Objective:
Reproduce the entries word for word, and omit any picture you find in them.

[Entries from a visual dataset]
============
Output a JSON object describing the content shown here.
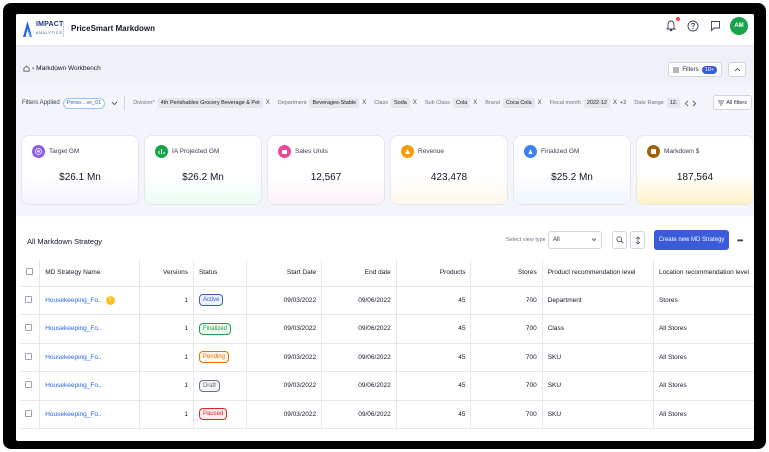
{
  "app": {
    "logo_line1": "IMPACT",
    "logo_line2": "ANALYTICS",
    "title": "PriceSmart Markdown",
    "avatar": "AM"
  },
  "breadcrumb": {
    "page": "Markdown Workbench"
  },
  "filters_button": {
    "label": "Filters",
    "count": "10+"
  },
  "filter_row": {
    "label": "Filters Applied",
    "preset": "Perso....er_01",
    "chips": [
      {
        "key": "Division*",
        "value": "4th Perishables Grocery Beverage & Pet",
        "x": "X"
      },
      {
        "key": "Department",
        "value": "Beverages-Stable",
        "x": "X"
      },
      {
        "key": "Class",
        "value": "Soda",
        "x": "X"
      },
      {
        "key": "Sub Class",
        "value": "Cola",
        "x": "X"
      },
      {
        "key": "Brand",
        "value": "Coca Cola",
        "x": "X"
      },
      {
        "key": "Fiscal month",
        "value": "2022-12",
        "x": "X",
        "plus": "+2"
      },
      {
        "key": "Date Range",
        "value": "12."
      }
    ],
    "all_filters": "All filters"
  },
  "kpis": [
    {
      "label": "Target GM",
      "value": "$26.1 Mn",
      "accent": "#8b5cf6",
      "tint": "#f5f3ff",
      "icon": "target-icon"
    },
    {
      "label": "IA Projected GM",
      "value": "$26.2 Mn",
      "accent": "#16a34a",
      "tint": "#ecfdf5",
      "icon": "chart-icon"
    },
    {
      "label": "Sales Units",
      "value": "12,567",
      "accent": "#ec4899",
      "tint": "#fdf2f8",
      "icon": "units-icon"
    },
    {
      "label": "Revenue",
      "value": "423,478",
      "accent": "#f59e0b",
      "tint": "#fff7ed",
      "icon": "revenue-icon"
    },
    {
      "label": "Finalized GM",
      "value": "$25.2 Mn",
      "accent": "#3b82f6",
      "tint": "#eff6ff",
      "icon": "finalized-icon"
    },
    {
      "label": "Markdown $",
      "value": "187,564",
      "accent": "#a16207",
      "tint": "#fef3c7",
      "icon": "markdown-icon"
    }
  ],
  "table": {
    "title": "All Markdown Strategy",
    "view_type_label": "Select view type",
    "view_type_value": "All",
    "create_label": "Create new MD Strategy",
    "more": "•••",
    "columns": [
      "MD Strategy Name",
      "Versions",
      "Status",
      "Start Date",
      "End date",
      "Products",
      "Stores",
      "Product recommendation level",
      "Location recommendation level"
    ],
    "rows": [
      {
        "name": "Housekeeping_Fo..",
        "warn": "!",
        "versions": "1",
        "status": "Active",
        "status_color": "#3b5bdb",
        "start": "09/03/2022",
        "end": "09/06/2022",
        "products": "45",
        "stores": "700",
        "prl": "Department",
        "lrl": "Stores"
      },
      {
        "name": "Housekeeping_Fo..",
        "versions": "1",
        "status": "Finalized",
        "status_color": "#16a34a",
        "start": "09/03/2022",
        "end": "09/06/2022",
        "products": "45",
        "stores": "700",
        "prl": "Class",
        "lrl": "All Stores"
      },
      {
        "name": "Housekeeping_Fo..",
        "versions": "1",
        "status": "Pending",
        "status_color": "#d97706",
        "start": "09/03/2022",
        "end": "09/06/2022",
        "products": "45",
        "stores": "700",
        "prl": "SKU",
        "lrl": "All Stores"
      },
      {
        "name": "Housekeeping_Fo..",
        "versions": "1",
        "status": "Draft",
        "status_color": "#6b7280",
        "start": "09/03/2022",
        "end": "09/06/2022",
        "products": "45",
        "stores": "700",
        "prl": "SKU",
        "lrl": "All Stores"
      },
      {
        "name": "Housekeeping_Fo..",
        "versions": "1",
        "status": "Paused",
        "status_color": "#dc2626",
        "start": "09/03/2022",
        "end": "09/06/2022",
        "products": "45",
        "stores": "700",
        "prl": "SKU",
        "lrl": "All Stores"
      }
    ]
  }
}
============
The completed task:
Output a JSON object describing the content shown here.
{
  "app": {
    "logo_line1": "IMPACT",
    "logo_line2": "ANALYTICS",
    "title": "PriceSmart Markdown",
    "avatar": "AM"
  },
  "breadcrumb": {
    "page": "Markdown Workbench"
  },
  "filters_button": {
    "label": "Filters",
    "count": "10+"
  },
  "filter_row": {
    "label": "Filters Applied",
    "preset": "Perso....er_01",
    "chips": [
      {
        "key": "Division*",
        "value": "4th Perishables Grocery Beverage & Pet",
        "x": "X"
      },
      {
        "key": "Department",
        "value": "Beverages-Stable",
        "x": "X"
      },
      {
        "key": "Class",
        "value": "Soda",
        "x": "X"
      },
      {
        "key": "Sub Class",
        "value": "Cola",
        "x": "X"
      },
      {
        "key": "Brand",
        "value": "Coca Cola",
        "x": "X"
      },
      {
        "key": "Fiscal month",
        "value": "2022-12",
        "x": "X",
        "plus": "+2"
      },
      {
        "key": "Date Range",
        "value": "12."
      }
    ],
    "all_filters": "All filters"
  },
  "kpis": [
    {
      "label": "Target GM",
      "value": "$26.1 Mn",
      "accent": "#8b5cf6",
      "tint": "#f5f3ff",
      "icon": "target-icon"
    },
    {
      "label": "IA Projected GM",
      "value": "$26.2 Mn",
      "accent": "#16a34a",
      "tint": "#ecfdf5",
      "icon": "chart-icon"
    },
    {
      "label": "Sales Units",
      "value": "12,567",
      "accent": "#ec4899",
      "tint": "#fdf2f8",
      "icon": "units-icon"
    },
    {
      "label": "Revenue",
      "value": "423,478",
      "accent": "#f59e0b",
      "tint": "#fff7ed",
      "icon": "revenue-icon"
    },
    {
      "label": "Finalized GM",
      "value": "$25.2 Mn",
      "accent": "#3b82f6",
      "tint": "#eff6ff",
      "icon": "finalized-icon"
    },
    {
      "label": "Markdown $",
      "value": "187,564",
      "accent": "#a16207",
      "tint": "#fef3c7",
      "icon": "markdown-icon"
    }
  ],
  "table": {
    "title": "All Markdown Strategy",
    "view_type_label": "Select view type",
    "view_type_value": "All",
    "create_label": "Create new MD Strategy",
    "more": "•••",
    "columns": [
      "MD Strategy Name",
      "Versions",
      "Status",
      "Start Date",
      "End date",
      "Products",
      "Stores",
      "Product recommendation level",
      "Location recommendation level"
    ],
    "rows": [
      {
        "name": "Housekeeping_Fo..",
        "warn": "!",
        "versions": "1",
        "status": "Active",
        "status_color": "#3b5bdb",
        "start": "09/03/2022",
        "end": "09/06/2022",
        "products": "45",
        "stores": "700",
        "prl": "Department",
        "lrl": "Stores"
      },
      {
        "name": "Housekeeping_Fo..",
        "versions": "1",
        "status": "Finalized",
        "status_color": "#16a34a",
        "start": "09/03/2022",
        "end": "09/06/2022",
        "products": "45",
        "stores": "700",
        "prl": "Class",
        "lrl": "All Stores"
      },
      {
        "name": "Housekeeping_Fo..",
        "versions": "1",
        "status": "Pending",
        "status_color": "#d97706",
        "start": "09/03/2022",
        "end": "09/06/2022",
        "products": "45",
        "stores": "700",
        "prl": "SKU",
        "lrl": "All Stores"
      },
      {
        "name": "Housekeeping_Fo..",
        "versions": "1",
        "status": "Draft",
        "status_color": "#6b7280",
        "start": "09/03/2022",
        "end": "09/06/2022",
        "products": "45",
        "stores": "700",
        "prl": "SKU",
        "lrl": "All Stores"
      },
      {
        "name": "Housekeeping_Fo..",
        "versions": "1",
        "status": "Paused",
        "status_color": "#dc2626",
        "start": "09/03/2022",
        "end": "09/06/2022",
        "products": "45",
        "stores": "700",
        "prl": "SKU",
        "lrl": "All Stores"
      }
    ]
  }
}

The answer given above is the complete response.